** start GIVEN DATA **

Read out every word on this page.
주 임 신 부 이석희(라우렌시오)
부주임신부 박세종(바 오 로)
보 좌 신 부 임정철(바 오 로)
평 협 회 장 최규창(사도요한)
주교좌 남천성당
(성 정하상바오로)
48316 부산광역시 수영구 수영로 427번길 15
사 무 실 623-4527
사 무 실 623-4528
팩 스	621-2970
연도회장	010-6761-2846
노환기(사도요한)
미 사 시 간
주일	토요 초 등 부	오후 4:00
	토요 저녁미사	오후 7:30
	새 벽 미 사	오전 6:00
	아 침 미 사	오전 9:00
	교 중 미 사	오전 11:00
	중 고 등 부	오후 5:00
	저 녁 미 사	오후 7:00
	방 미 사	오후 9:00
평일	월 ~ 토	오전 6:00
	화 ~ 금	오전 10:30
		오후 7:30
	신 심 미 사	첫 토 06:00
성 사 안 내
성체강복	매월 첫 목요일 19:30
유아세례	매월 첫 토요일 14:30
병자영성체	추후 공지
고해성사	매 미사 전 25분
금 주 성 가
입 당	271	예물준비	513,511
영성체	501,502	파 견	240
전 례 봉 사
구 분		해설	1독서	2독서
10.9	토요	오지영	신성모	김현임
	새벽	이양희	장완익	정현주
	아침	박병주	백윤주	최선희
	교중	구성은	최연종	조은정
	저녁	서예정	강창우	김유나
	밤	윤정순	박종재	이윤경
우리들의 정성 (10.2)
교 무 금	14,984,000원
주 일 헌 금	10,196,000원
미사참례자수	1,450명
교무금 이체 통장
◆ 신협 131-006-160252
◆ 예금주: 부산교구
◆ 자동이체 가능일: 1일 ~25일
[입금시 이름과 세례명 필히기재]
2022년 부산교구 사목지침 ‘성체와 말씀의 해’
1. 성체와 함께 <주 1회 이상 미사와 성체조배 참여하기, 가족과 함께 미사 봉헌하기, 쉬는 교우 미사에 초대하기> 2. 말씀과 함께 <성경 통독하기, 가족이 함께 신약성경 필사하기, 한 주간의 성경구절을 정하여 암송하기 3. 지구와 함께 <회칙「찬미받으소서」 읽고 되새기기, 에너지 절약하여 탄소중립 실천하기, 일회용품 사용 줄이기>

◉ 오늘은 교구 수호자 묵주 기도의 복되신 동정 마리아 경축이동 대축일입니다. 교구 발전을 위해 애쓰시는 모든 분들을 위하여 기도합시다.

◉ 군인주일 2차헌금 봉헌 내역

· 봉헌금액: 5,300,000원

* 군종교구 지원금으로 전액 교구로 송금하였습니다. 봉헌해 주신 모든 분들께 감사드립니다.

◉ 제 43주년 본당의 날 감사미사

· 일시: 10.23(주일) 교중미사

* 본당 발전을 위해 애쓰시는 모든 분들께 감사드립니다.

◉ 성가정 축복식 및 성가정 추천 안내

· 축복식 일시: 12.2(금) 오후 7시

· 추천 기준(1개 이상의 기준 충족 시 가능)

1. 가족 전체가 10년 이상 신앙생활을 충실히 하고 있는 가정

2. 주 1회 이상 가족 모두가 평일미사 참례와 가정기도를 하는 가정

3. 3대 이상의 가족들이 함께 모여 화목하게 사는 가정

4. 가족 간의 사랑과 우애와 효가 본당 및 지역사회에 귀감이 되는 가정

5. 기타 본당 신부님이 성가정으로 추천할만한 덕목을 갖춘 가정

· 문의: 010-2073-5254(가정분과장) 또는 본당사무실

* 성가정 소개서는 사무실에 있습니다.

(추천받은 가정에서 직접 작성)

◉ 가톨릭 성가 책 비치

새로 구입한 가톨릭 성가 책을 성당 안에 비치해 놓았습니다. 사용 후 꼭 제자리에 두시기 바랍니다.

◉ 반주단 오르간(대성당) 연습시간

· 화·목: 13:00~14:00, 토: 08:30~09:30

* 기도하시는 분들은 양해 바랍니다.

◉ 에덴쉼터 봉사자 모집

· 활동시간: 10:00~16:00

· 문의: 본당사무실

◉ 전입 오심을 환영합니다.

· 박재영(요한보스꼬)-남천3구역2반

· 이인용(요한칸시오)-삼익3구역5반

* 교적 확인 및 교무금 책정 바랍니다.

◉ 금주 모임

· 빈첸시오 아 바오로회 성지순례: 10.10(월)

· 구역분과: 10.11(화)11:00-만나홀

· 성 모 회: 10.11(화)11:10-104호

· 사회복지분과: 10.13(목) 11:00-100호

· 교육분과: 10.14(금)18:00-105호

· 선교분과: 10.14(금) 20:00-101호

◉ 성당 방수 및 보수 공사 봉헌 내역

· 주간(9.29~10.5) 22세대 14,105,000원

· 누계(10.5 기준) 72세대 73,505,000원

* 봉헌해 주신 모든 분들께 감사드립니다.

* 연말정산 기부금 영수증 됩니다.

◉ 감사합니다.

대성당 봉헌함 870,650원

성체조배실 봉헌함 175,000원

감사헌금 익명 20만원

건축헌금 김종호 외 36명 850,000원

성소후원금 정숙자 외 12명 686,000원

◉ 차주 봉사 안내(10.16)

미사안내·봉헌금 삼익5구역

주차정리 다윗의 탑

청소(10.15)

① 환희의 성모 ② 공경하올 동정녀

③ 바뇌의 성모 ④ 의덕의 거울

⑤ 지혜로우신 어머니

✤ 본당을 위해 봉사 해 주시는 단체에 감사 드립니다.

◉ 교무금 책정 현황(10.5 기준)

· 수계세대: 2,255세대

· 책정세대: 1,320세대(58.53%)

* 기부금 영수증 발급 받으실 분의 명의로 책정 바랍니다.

** end GIVEN DATA **

Going through the data, tally the lines containing "본당사무실" and report only the result.

ANSWER TO THE PROBLEM: 2